§ Aim of the task
Each line that holds the word "true" counts once. Give the total number of such lines and nothing else.

§ Source records
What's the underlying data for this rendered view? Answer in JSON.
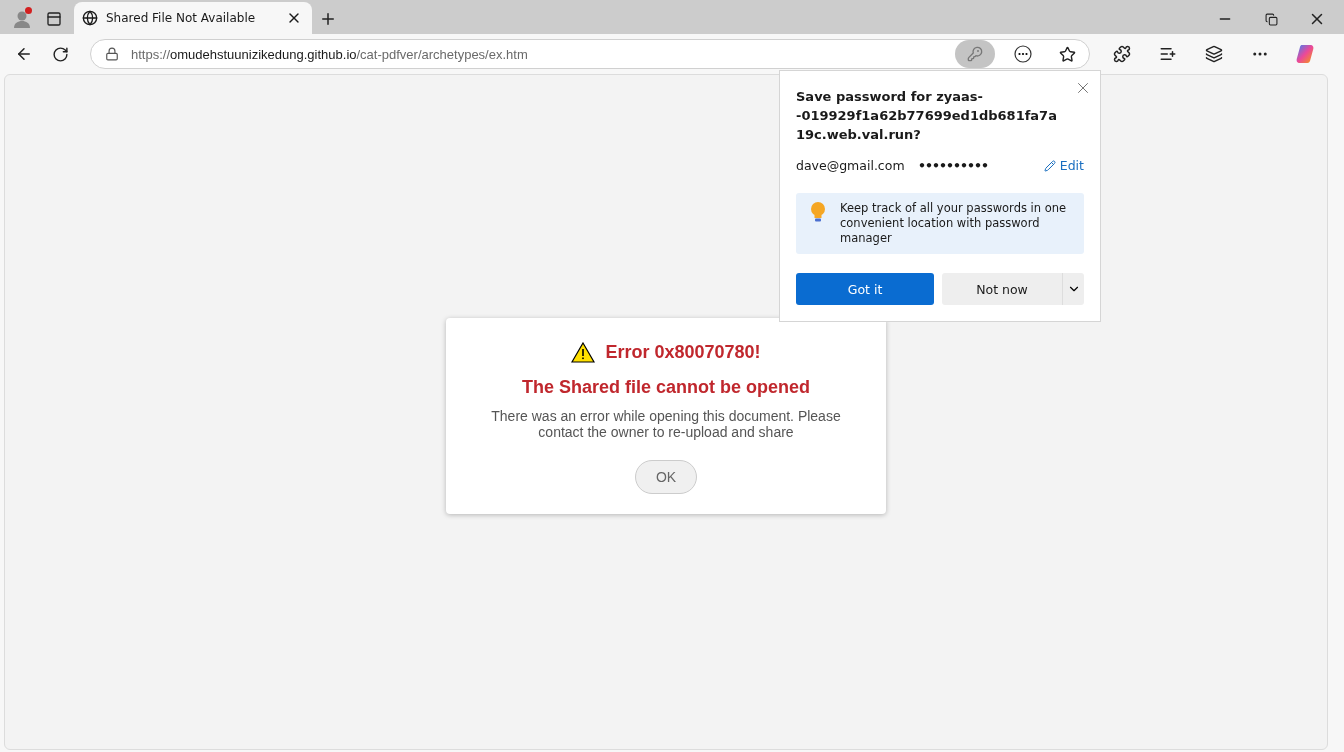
{
  "tabs": [
    {
      "title": "Shared File Not Available",
      "selected": true
    }
  ],
  "address_bar": {
    "scheme": "https://",
    "host": "omudehstuunizikedung.github.io",
    "path": "/cat-pdfver/archetypes/ex.htm",
    "password_key_active": true
  },
  "profile": {
    "notification": true
  },
  "password_popup": {
    "title": "Save password for zyaas--019929f1a62b77699ed1db681fa7a19c.web.val.run?",
    "username": "dave@gmail.com",
    "password": "••••••••••",
    "edit": "Edit",
    "tip": "Keep track of all your passwords in one convenient location with password manager",
    "primary": "Got it",
    "secondary": "Not now"
  },
  "dialog": {
    "code": "Error 0x80070780!",
    "heading": "The Shared file cannot be opened",
    "message": "There was an error while opening this document. Please contact the owner to re-upload and share",
    "button": "OK"
  }
}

§ Output
3